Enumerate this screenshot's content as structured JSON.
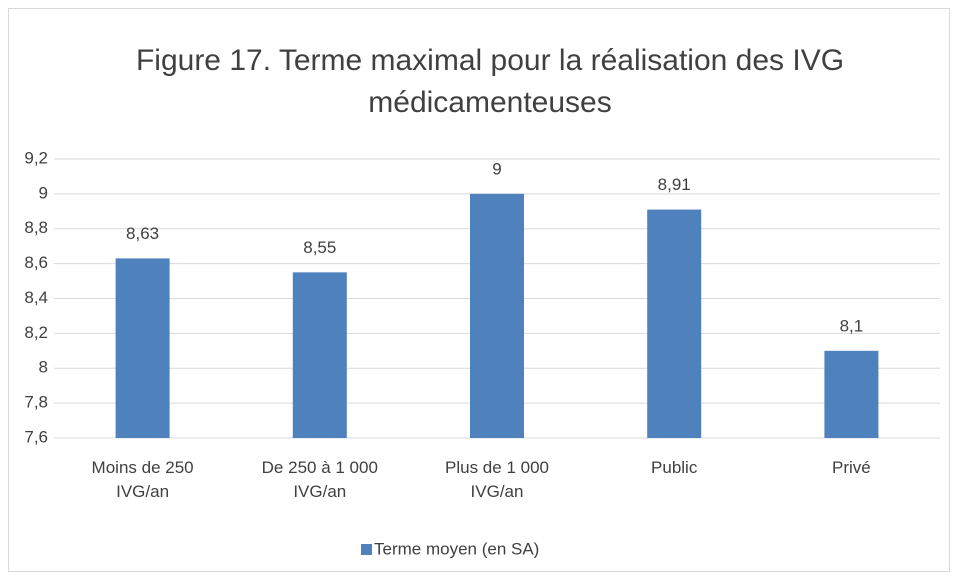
{
  "chart_data": {
    "type": "bar",
    "title": "Figure 17. Terme maximal pour la réalisation des IVG médicamenteuses",
    "categories": [
      "Moins de 250 IVG/an",
      "De 250 à 1 000 IVG/an",
      "Plus de 1 000 IVG/an",
      "Public",
      "Privé"
    ],
    "series": [
      {
        "name": "Terme moyen (en SA)",
        "color": "#4f81bd",
        "values": [
          8.63,
          8.55,
          9,
          8.91,
          8.1
        ],
        "value_labels": [
          "8,63",
          "8,55",
          "9",
          "8,91",
          "8,1"
        ]
      }
    ],
    "ylim": [
      7.6,
      9.2
    ],
    "yticks": [
      {
        "value": 7.6,
        "label": "7,6"
      },
      {
        "value": 7.8,
        "label": "7,8"
      },
      8,
      {
        "value": 8.2,
        "label": "8,2"
      },
      {
        "value": 8.4,
        "label": "8,4"
      },
      {
        "value": 8.6,
        "label": "8,6"
      },
      {
        "value": 8.8,
        "label": "8,8"
      },
      9,
      {
        "value": 9.2,
        "label": "9,2"
      }
    ],
    "grid": true,
    "legend": "bottom"
  }
}
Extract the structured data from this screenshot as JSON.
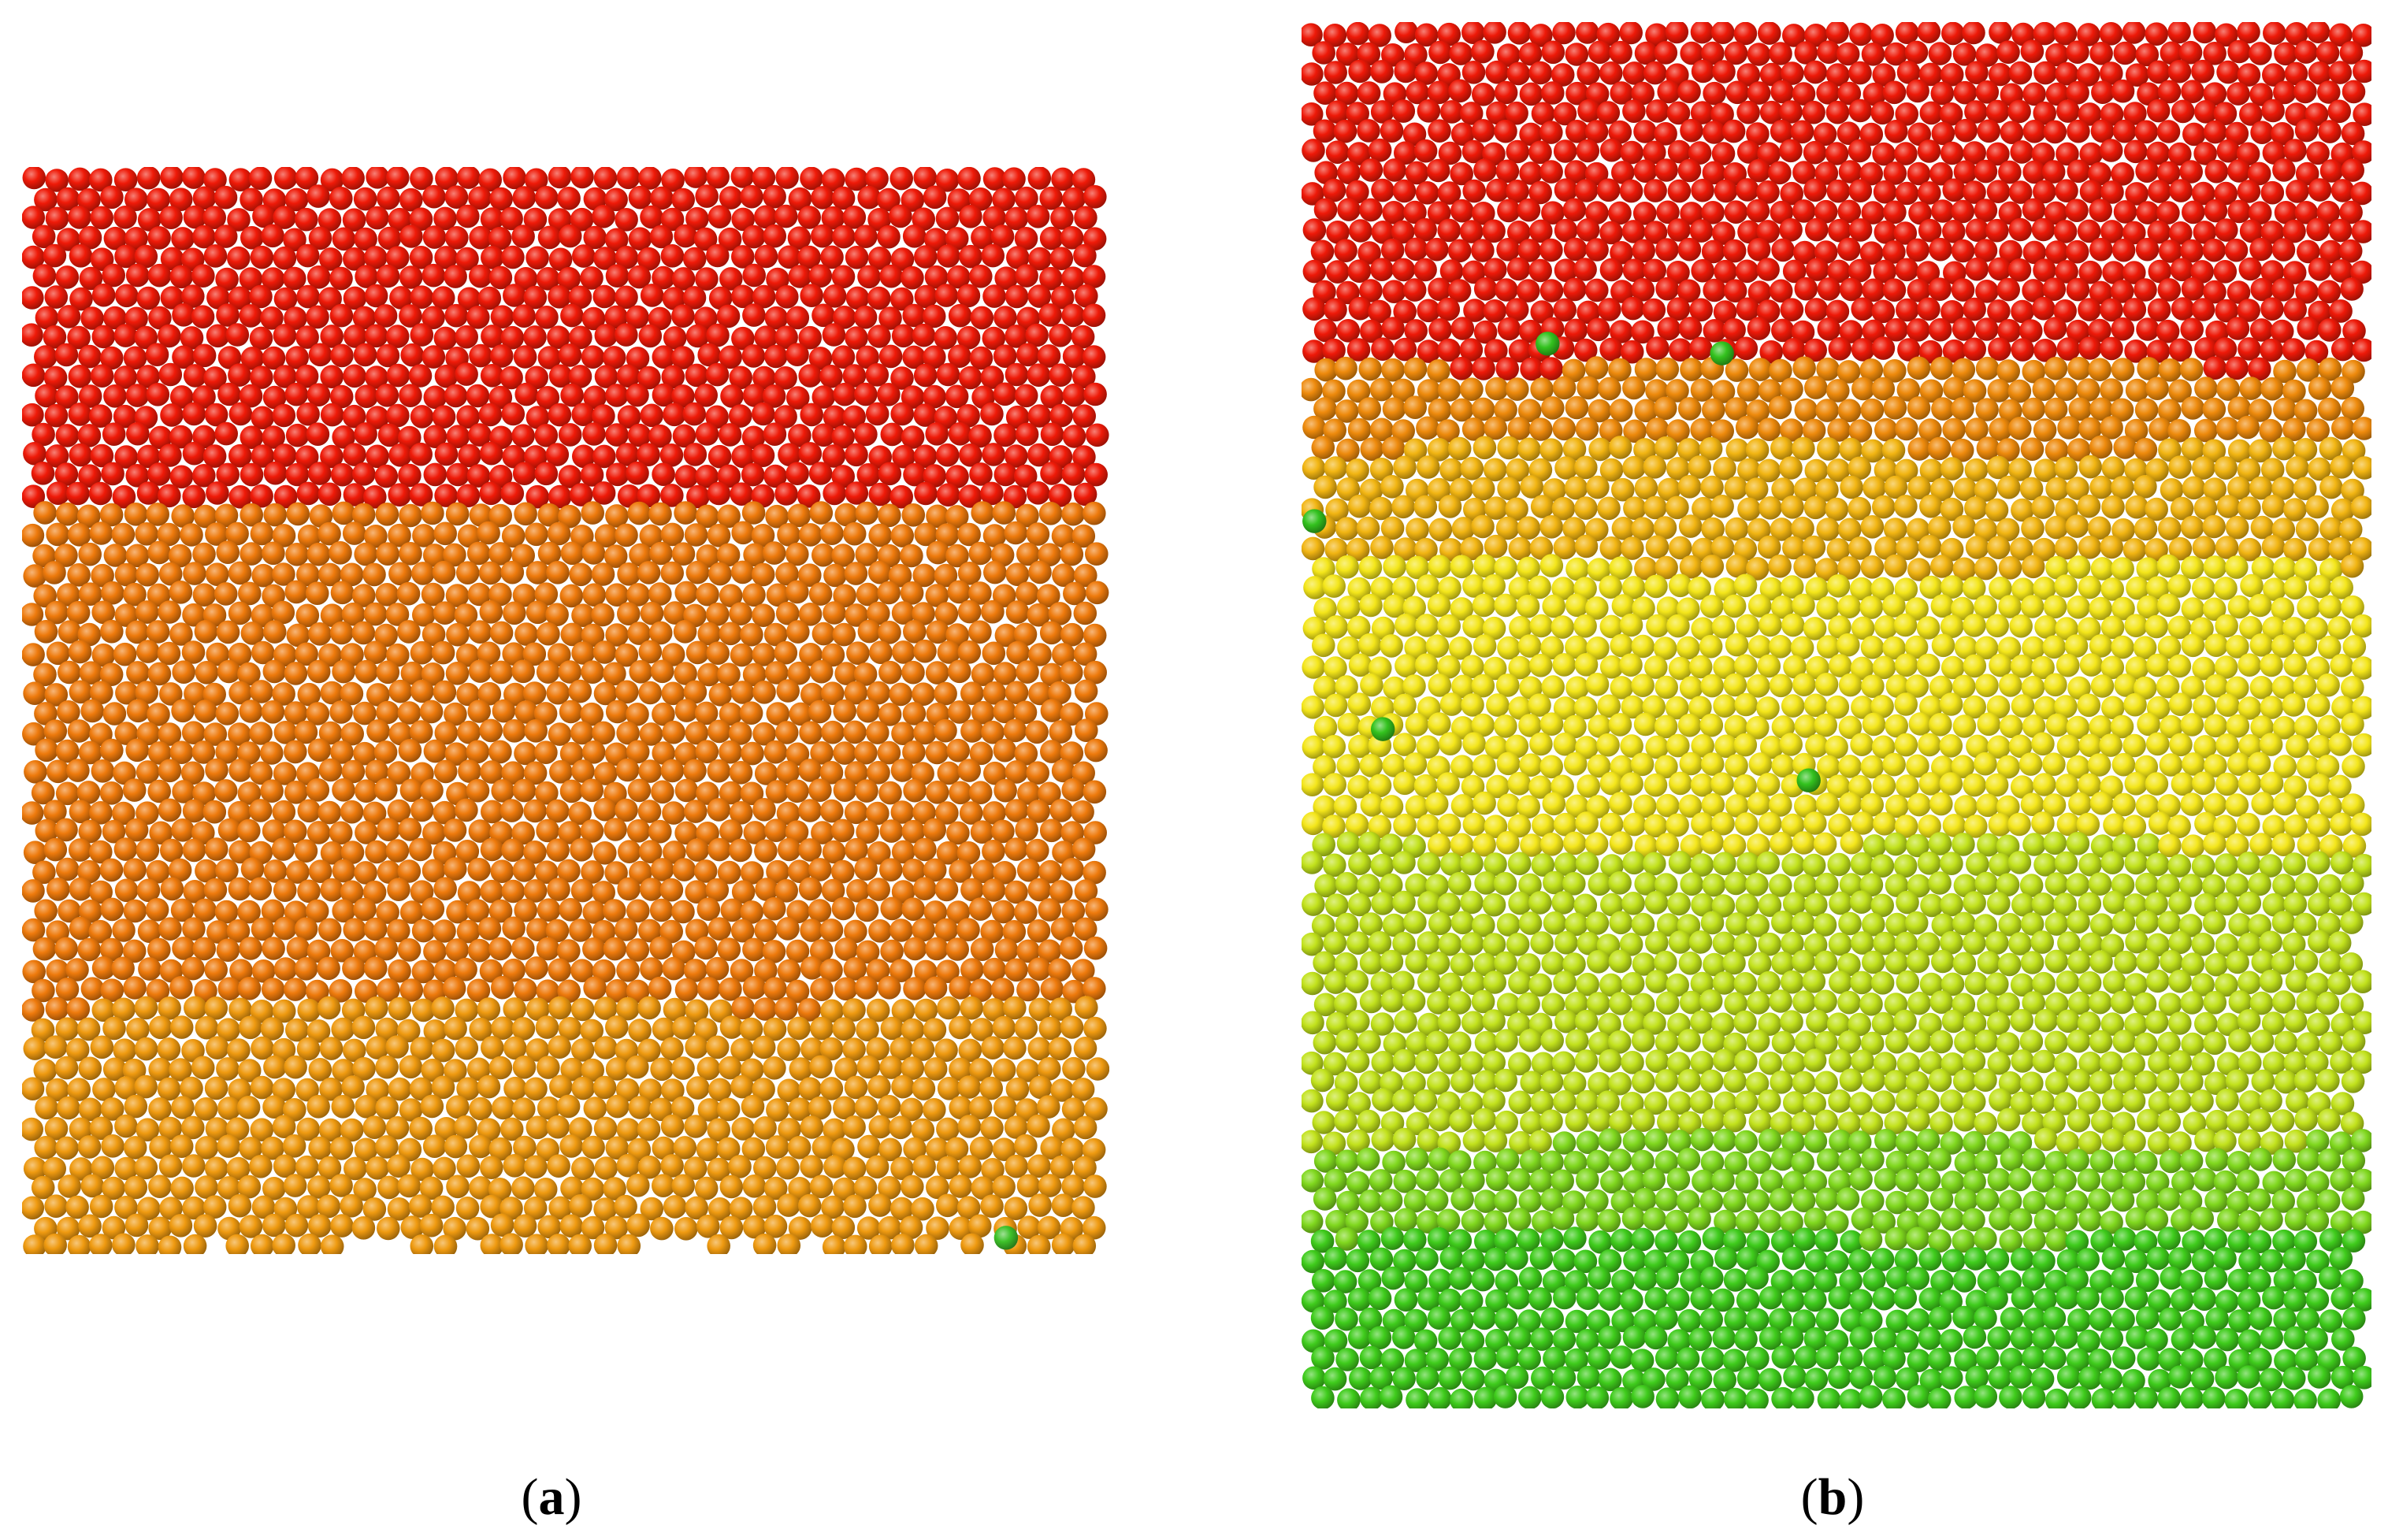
{
  "figure": {
    "panels": [
      {
        "id": "a",
        "label": "a",
        "layers": [
          {
            "color": "#ef1a08",
            "fraction": 0.31
          },
          {
            "color": "#ee7a0c",
            "fraction": 0.46
          },
          {
            "color": "#ef9a10",
            "fraction": 0.23
          }
        ],
        "outlier_particles": [
          {
            "color": "#3ec22a",
            "fx": 0.905,
            "fy": 0.985
          }
        ]
      },
      {
        "id": "b",
        "label": "b",
        "layers": [
          {
            "color": "#ee1908",
            "fraction": 0.245
          },
          {
            "color": "#ee8a0c",
            "fraction": 0.06
          },
          {
            "color": "#f2b512",
            "fraction": 0.09
          },
          {
            "color": "#f4e61a",
            "fraction": 0.2
          },
          {
            "color": "#c2e21c",
            "fraction": 0.21
          },
          {
            "color": "#80d81e",
            "fraction": 0.07
          },
          {
            "color": "#3fcc1c",
            "fraction": 0.125
          }
        ],
        "outlier_particles": [
          {
            "color": "#33c21e",
            "fx": 0.23,
            "fy": 0.232
          },
          {
            "color": "#33c21e",
            "fx": 0.393,
            "fy": 0.239
          },
          {
            "color": "#33c21e",
            "fx": 0.012,
            "fy": 0.36
          },
          {
            "color": "#33c21e",
            "fx": 0.076,
            "fy": 0.51
          },
          {
            "color": "#33c21e",
            "fx": 0.474,
            "fy": 0.547
          }
        ]
      }
    ],
    "caption_a": "a",
    "caption_b": "b"
  }
}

_ _ _

*YOUR TASK:* Reply with only the number of lines in the material above where the string "structured" appears.

*THE OUTPUT:* 2